A parameter calculation circuit 6 solves the normal equation (5) shown above using the autocorrelation matrix R and the autocorrelation vector b, calculates the spectrum feature parameter vector a, and outputs the result from an output terminal 7.

The Cholesky decomposition algorithm is used to solve the above normal equation (5). For more information on the Cholesky decomposition, refer to document (2) (Discrete-Time Processing of Speech Signals, J. R. Deller et al., Macmillan Pub 1993).

The conventional system uses an estimation function which estimates all the frequency area evenly as in the above formula (1). Therefore, it is difficult to increase the accuracy of spectrum feature parameter extracting in a given frequency area.

The present invention seeks to solve the problems associated with a prior art described above. In view of the foregoing, it is an object of the present invention to provide a spectrum feature parameter sampling system which solves the problem of a low sampling accuracy in a low-energy frequency area or accuracy loss in sampling energy formants if the spectrum approximation is slanted (not even or deviated), when spectrum feature parameters are extracted from speech or audio signals using linear predictive analysis.

Particularly, it is an object of the present invention to provide spectrum feature parameter extracting apparatus having an improved extracting accuracy over any desired frequency band.

### Requirements
1. Which quantities with letter symbols appear in the first paragraph of the excerpt?
2. In the excerpt, what algorithm is used to solve normal equation (5)?
3. In the excerpt, give the stretch from "The conventional system" through "given frequency area." again, swapping "conventional system" for "prior system".
Nothing in the listing is needed for the work here.

### Stored records

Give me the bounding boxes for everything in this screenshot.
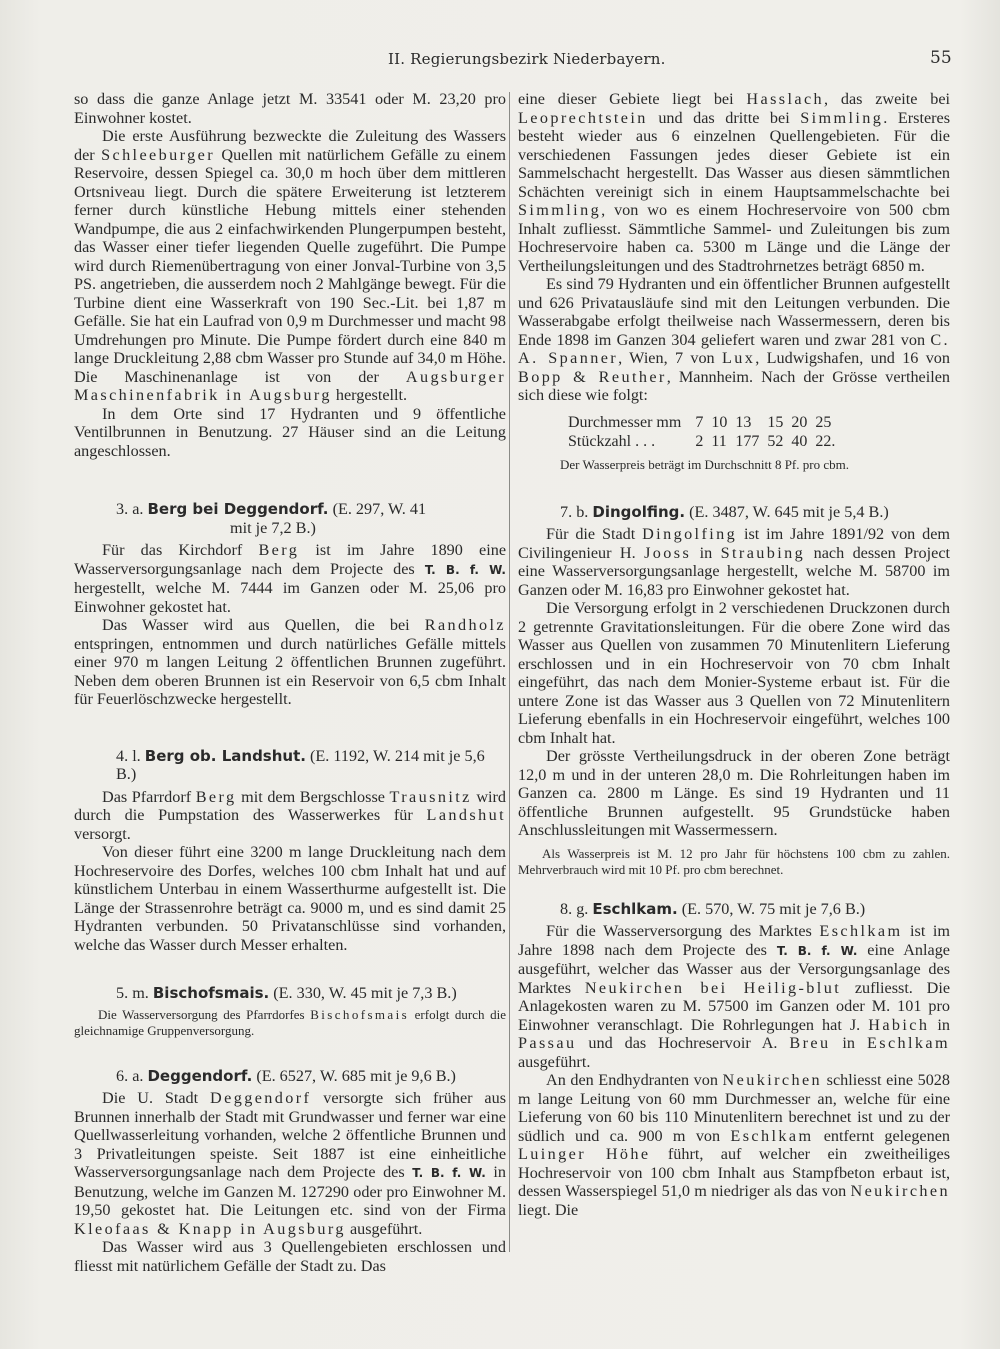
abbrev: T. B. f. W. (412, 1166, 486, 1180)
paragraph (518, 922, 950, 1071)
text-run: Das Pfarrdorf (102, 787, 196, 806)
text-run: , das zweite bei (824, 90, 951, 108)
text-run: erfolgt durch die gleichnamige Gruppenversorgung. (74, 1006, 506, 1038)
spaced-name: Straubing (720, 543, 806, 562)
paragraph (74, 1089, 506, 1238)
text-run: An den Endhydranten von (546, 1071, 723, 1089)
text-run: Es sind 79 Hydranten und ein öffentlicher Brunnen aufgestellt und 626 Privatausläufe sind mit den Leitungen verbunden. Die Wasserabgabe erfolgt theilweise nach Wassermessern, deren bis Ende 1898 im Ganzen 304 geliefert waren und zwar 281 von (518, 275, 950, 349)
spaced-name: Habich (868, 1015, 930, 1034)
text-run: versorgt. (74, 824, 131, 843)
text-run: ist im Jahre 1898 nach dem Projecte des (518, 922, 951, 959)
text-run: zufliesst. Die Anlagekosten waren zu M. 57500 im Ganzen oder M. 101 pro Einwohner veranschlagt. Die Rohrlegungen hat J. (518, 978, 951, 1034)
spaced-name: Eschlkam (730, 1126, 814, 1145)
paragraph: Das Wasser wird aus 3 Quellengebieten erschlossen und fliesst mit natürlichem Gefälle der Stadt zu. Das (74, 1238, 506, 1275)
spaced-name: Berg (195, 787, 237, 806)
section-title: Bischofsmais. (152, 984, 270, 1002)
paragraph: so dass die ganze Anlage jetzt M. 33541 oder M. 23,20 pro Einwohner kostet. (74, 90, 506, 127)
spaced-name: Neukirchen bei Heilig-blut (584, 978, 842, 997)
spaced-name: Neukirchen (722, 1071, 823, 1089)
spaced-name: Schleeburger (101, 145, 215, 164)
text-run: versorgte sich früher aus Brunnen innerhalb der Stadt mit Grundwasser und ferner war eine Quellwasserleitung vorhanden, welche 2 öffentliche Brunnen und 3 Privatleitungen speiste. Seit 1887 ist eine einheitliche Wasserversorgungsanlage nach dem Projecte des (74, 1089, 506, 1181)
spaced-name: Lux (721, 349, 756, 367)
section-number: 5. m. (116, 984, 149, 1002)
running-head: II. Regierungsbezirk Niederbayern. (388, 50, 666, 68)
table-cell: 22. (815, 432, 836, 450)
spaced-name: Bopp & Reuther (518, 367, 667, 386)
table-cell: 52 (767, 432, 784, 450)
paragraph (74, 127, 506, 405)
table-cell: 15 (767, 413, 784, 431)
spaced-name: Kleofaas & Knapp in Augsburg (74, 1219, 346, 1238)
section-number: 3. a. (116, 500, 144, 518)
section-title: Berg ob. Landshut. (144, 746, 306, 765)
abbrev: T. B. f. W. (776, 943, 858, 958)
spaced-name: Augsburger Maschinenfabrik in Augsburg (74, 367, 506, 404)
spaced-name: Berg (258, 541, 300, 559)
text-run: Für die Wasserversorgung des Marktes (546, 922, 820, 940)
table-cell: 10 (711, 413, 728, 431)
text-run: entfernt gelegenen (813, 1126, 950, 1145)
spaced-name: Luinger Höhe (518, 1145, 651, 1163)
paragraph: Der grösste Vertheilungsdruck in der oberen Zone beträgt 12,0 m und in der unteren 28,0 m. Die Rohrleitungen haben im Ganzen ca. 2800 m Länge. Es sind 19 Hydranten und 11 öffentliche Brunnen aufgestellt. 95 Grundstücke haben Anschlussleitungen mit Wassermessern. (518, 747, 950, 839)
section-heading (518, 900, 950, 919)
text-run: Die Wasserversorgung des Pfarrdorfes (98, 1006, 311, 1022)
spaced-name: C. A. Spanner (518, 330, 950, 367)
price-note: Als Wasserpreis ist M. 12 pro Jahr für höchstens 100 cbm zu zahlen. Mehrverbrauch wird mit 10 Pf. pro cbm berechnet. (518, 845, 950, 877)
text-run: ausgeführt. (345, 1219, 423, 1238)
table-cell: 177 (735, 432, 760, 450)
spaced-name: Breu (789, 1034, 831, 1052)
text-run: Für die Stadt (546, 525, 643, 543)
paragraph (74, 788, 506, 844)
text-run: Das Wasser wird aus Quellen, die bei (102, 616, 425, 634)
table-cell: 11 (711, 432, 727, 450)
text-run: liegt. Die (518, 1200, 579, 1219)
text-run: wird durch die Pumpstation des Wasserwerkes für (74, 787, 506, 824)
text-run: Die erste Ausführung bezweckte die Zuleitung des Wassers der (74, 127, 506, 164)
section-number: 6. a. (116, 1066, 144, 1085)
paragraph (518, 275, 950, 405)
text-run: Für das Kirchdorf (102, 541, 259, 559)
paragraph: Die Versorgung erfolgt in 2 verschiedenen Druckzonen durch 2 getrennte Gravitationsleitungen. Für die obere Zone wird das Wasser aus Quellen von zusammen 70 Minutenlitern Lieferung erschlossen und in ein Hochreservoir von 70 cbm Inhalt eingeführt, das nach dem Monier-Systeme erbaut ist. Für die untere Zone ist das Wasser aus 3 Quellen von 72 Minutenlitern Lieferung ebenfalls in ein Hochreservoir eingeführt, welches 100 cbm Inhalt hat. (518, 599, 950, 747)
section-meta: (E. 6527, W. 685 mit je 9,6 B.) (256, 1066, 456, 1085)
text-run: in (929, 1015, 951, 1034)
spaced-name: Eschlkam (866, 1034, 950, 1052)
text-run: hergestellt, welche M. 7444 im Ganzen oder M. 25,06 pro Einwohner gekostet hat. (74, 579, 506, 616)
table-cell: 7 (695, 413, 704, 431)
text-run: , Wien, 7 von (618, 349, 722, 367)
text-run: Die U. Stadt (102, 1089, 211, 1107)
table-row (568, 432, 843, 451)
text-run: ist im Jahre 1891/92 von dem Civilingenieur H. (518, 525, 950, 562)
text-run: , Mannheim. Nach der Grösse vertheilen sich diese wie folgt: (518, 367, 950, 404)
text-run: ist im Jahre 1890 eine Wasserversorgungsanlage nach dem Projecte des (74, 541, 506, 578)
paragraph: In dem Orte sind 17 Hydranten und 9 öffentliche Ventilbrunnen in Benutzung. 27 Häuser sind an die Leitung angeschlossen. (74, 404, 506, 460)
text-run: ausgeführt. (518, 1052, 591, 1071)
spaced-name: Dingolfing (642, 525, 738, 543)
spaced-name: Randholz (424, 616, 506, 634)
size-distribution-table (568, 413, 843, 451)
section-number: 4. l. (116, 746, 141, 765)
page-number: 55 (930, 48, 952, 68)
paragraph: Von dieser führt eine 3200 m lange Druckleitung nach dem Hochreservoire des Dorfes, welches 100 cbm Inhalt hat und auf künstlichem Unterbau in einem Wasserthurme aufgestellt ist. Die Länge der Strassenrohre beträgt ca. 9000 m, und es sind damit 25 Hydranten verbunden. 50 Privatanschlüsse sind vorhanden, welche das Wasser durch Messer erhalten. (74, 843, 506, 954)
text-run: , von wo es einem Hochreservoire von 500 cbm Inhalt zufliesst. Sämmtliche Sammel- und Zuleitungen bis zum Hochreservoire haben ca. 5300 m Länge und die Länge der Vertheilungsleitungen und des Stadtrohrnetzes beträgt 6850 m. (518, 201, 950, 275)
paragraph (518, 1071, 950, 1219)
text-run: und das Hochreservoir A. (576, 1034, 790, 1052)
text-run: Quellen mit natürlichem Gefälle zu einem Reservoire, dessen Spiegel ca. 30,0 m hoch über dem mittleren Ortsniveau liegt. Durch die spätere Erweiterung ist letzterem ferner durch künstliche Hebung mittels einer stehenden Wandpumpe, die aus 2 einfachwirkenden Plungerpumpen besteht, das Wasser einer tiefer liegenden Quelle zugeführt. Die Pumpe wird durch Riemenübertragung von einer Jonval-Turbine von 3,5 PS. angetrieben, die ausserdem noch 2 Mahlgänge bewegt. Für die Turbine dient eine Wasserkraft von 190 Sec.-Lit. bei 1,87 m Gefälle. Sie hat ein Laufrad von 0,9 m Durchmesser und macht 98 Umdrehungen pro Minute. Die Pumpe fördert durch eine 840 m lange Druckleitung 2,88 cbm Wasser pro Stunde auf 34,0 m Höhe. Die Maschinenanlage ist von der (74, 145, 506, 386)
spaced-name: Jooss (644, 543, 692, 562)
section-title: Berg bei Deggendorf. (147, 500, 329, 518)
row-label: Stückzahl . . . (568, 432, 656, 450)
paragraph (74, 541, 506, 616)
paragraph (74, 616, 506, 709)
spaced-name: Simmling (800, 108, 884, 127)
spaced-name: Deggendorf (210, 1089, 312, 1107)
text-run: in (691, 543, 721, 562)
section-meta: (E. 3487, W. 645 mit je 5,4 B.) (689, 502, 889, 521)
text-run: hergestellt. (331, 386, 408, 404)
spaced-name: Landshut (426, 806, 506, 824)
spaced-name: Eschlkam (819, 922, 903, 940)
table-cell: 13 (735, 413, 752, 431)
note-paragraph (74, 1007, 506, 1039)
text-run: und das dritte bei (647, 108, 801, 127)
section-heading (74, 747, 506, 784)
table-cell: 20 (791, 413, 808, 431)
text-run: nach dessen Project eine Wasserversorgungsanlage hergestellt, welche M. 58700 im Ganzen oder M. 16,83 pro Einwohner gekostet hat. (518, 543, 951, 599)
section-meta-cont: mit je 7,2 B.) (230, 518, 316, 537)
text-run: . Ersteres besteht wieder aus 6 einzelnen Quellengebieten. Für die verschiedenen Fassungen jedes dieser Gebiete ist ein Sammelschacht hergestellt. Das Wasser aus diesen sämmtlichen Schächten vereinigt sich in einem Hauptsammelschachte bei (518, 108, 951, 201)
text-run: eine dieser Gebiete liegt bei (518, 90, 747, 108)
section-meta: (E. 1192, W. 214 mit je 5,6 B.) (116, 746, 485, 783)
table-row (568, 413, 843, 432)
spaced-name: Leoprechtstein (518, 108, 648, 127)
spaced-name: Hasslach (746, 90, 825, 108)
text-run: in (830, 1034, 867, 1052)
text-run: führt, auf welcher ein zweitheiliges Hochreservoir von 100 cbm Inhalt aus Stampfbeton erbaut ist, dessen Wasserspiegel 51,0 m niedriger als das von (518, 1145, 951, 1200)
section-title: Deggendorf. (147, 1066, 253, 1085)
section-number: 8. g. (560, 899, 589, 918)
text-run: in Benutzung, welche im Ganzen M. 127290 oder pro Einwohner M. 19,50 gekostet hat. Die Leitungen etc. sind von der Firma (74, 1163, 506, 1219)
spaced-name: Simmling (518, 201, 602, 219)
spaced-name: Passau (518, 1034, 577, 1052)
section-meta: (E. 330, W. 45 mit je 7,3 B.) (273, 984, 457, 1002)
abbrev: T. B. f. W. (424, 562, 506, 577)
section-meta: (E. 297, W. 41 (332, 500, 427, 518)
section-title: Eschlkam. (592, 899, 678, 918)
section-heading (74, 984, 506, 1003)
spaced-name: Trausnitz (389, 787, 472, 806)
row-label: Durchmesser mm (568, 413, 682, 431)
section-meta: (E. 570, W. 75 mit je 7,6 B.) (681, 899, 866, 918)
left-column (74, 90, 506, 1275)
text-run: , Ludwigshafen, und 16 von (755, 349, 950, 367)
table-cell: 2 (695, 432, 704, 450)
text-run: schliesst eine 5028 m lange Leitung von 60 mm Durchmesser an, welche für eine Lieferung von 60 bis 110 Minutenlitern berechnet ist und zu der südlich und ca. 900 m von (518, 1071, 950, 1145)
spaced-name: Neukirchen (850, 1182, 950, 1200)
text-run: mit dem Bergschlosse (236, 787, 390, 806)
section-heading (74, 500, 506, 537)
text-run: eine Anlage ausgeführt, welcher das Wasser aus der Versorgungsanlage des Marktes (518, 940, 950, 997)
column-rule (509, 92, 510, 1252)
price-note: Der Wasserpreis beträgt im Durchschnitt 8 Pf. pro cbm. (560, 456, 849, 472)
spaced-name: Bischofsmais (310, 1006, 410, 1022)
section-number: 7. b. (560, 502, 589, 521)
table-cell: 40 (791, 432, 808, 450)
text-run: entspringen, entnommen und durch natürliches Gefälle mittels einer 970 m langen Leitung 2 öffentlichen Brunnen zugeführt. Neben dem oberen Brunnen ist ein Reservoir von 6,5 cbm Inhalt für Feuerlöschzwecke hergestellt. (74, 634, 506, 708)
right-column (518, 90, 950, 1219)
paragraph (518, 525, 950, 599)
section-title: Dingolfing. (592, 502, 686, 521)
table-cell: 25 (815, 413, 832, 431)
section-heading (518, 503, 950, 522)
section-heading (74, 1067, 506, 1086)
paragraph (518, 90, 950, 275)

### Solutions per task
1. The autocorrelation matrix R, the autocorrelation vector b, and the spectrum feature parameter vector a.

2. The Cholesky decomposition algorithm.

3.
The prior system uses an estimation function which estimates all the frequency area evenly as in the above formula (1). Therefore, it is difficult to increase the accuracy of spectrum feature parameter extracting in a given frequency area.